**What to produce**
Each line below is to be written out in full, exactly as shown.

-- start Dataset records --

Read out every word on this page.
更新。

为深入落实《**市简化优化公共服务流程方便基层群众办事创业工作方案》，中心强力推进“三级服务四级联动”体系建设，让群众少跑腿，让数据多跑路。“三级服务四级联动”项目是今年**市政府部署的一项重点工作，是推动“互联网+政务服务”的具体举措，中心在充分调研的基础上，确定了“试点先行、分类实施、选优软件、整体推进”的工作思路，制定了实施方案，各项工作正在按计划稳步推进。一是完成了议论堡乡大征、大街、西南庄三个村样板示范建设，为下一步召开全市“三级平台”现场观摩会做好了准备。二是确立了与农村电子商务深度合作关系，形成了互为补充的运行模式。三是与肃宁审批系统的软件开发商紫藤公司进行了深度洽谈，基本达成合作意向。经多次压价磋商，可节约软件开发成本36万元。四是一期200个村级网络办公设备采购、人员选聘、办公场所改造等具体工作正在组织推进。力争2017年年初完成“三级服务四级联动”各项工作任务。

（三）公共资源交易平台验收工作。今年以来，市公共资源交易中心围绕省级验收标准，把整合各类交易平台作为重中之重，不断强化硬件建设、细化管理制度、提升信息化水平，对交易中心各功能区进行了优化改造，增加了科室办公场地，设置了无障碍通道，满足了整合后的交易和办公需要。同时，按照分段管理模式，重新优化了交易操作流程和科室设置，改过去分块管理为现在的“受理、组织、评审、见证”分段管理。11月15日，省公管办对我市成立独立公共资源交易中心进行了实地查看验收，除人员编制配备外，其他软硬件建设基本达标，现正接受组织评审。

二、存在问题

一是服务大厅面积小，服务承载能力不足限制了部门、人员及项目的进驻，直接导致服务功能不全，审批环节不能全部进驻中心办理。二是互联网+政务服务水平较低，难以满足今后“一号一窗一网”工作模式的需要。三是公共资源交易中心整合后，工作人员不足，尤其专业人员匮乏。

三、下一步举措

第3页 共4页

-- end Dataset records --

**Solution to the problem**
Read out every word on this page.
更新。

为深入落实《**市简化优化公共服务流程方便基层群众办事创业工作方案》，中心强力推进“三级服务四级联动”体系建设，让群众少跑腿，让数据多跑路。“三级服务四级联动”项目是今年**市政府部署的一项重点工作，是推动“互联网+政务服务”的具体举措，中心在充分调研的基础上，确定了“试点先行、分类实施、选优软件、整体推进”的工作思路，制定了实施方案，各项工作正在按计划稳步推进。一是完成了议论堡乡大征、大街、西南庄三个村样板示范建设，为下一步召开全市“三级平台”现场观摩会做好了准备。二是确立了与农村电子商务深度合作关系，形成了互为补充的运行模式。三是与肃宁审批系统的软件开发商紫藤公司进行了深度洽谈，基本达成合作意向。经多次压价磋商，可节约软件开发成本36万元。四是一期200个村级网络办公设备采购、人员选聘、办公场所改造等具体工作正在组织推进。力争2017年年初完成“三级服务四级联动”各项工作任务。

（三）公共资源交易平台验收工作。今年以来，市公共资源交易中心围绕省级验收标准，把整合各类交易平台作为重中之重，不断强化硬件建设、细化管理制度、提升信息化水平，对交易中心各功能区进行了优化改造，增加了科室办公场地，设置了无障碍通道，满足了整合后的交易和办公需要。同时，按照分段管理模式，重新优化了交易操作流程和科室设置，改过去分块管理为现在的“受理、组织、评审、见证”分段管理。11月15日，省公管办对我市成立独立公共资源交易中心进行了实地查看验收，除人员编制配备外，其他软硬件建设基本达标，现正接受组织评审。

二、存在问题

一是服务大厅面积小，服务承载能力不足限制了部门、人员及项目的进驻，直接导致服务功能不全，审批环节不能全部进驻中心办理。二是互联网+政务服务水平较低，难以满足今后“一号一窗一网”工作模式的需要。三是公共资源交易中心整合后，工作人员不足，尤其专业人员匮乏。

三、下一步举措

第3页 共4页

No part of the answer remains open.